STATED TASK:
Every record must be repeated exactly, with no omission.

------ EXERCISE INPUTS ------

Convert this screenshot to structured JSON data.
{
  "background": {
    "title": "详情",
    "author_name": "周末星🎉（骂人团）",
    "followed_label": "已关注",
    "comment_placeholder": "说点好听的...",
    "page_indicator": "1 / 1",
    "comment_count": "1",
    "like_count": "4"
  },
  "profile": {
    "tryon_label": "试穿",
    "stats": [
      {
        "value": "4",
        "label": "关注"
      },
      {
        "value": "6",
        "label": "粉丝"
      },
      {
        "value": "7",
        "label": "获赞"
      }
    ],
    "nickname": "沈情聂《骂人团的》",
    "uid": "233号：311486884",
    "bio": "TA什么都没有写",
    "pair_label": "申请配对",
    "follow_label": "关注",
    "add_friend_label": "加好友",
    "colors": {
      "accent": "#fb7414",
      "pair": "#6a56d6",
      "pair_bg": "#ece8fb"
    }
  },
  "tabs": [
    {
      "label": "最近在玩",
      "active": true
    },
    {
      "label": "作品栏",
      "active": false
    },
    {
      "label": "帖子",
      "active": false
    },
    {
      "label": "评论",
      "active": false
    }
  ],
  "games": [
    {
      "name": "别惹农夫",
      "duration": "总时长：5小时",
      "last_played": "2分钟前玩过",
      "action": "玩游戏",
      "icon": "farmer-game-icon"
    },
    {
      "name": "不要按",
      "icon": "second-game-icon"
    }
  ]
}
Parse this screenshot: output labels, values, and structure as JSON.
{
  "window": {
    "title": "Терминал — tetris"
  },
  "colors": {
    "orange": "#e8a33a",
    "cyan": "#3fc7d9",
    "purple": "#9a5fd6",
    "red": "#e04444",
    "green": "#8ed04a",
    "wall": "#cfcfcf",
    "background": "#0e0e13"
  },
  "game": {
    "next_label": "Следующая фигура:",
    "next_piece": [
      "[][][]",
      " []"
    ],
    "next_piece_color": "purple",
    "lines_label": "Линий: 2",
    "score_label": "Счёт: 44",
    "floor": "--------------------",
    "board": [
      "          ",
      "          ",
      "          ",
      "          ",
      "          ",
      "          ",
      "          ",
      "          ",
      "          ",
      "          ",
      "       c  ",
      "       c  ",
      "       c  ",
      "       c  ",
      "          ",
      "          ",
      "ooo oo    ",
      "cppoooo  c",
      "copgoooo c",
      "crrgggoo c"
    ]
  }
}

------

ANSWER IN FULL:
Convert this screenshot to structured JSON data.
{
  "background": {
    "title": "详情",
    "author_name": "周末星🎉（骂人团）",
    "followed_label": "已关注",
    "comment_placeholder": "说点好听的...",
    "page_indicator": "1 / 1",
    "comment_count": "1",
    "like_count": "4"
  },
  "profile": {
    "tryon_label": "试穿",
    "stats": [
      {
        "value": "4",
        "label": "关注"
      },
      {
        "value": "6",
        "label": "粉丝"
      },
      {
        "value": "7",
        "label": "获赞"
      }
    ],
    "nickname": "沈情聂《骂人团的》",
    "uid": "233号：311486884",
    "bio": "TA什么都没有写",
    "pair_label": "申请配对",
    "follow_label": "关注",
    "add_friend_label": "加好友",
    "colors": {
      "accent": "#fb7414",
      "pair": "#6a56d6",
      "pair_bg": "#ece8fb"
    }
  },
  "tabs": [
    {
      "label": "最近在玩",
      "active": true
    },
    {
      "label": "作品栏",
      "active": false
    },
    {
      "label": "帖子",
      "active": false
    },
    {
      "label": "评论",
      "active": false
    }
  ],
  "games": [
    {
      "name": "别惹农夫",
      "duration": "总时长：5小时",
      "last_played": "2分钟前玩过",
      "action": "玩游戏",
      "icon": "farmer-game-icon"
    },
    {
      "name": "不要按",
      "icon": "second-game-icon"
    }
  ]
}
Parse this screenshot: output labels, values, and structure as JSON.
{
  "window": {
    "title": "Терминал — tetris"
  },
  "colors": {
    "orange": "#e8a33a",
    "cyan": "#3fc7d9",
    "purple": "#9a5fd6",
    "red": "#e04444",
    "green": "#8ed04a",
    "wall": "#cfcfcf",
    "background": "#0e0e13"
  },
  "game": {
    "next_label": "Следующая фигура:",
    "next_piece": [
      "[][][]",
      " []"
    ],
    "next_piece_color": "purple",
    "lines_label": "Линий: 2",
    "score_label": "Счёт: 44",
    "floor": "--------------------",
    "board": [
      "          ",
      "          ",
      "          ",
      "          ",
      "          ",
      "          ",
      "          ",
      "          ",
      "          ",
      "          ",
      "       c  ",
      "       c  ",
      "       c  ",
      "       c  ",
      "          ",
      "          ",
      "ooo oo    ",
      "cppoooo  c",
      "copgoooo c",
      "crrgggoo c"
    ]
  }
}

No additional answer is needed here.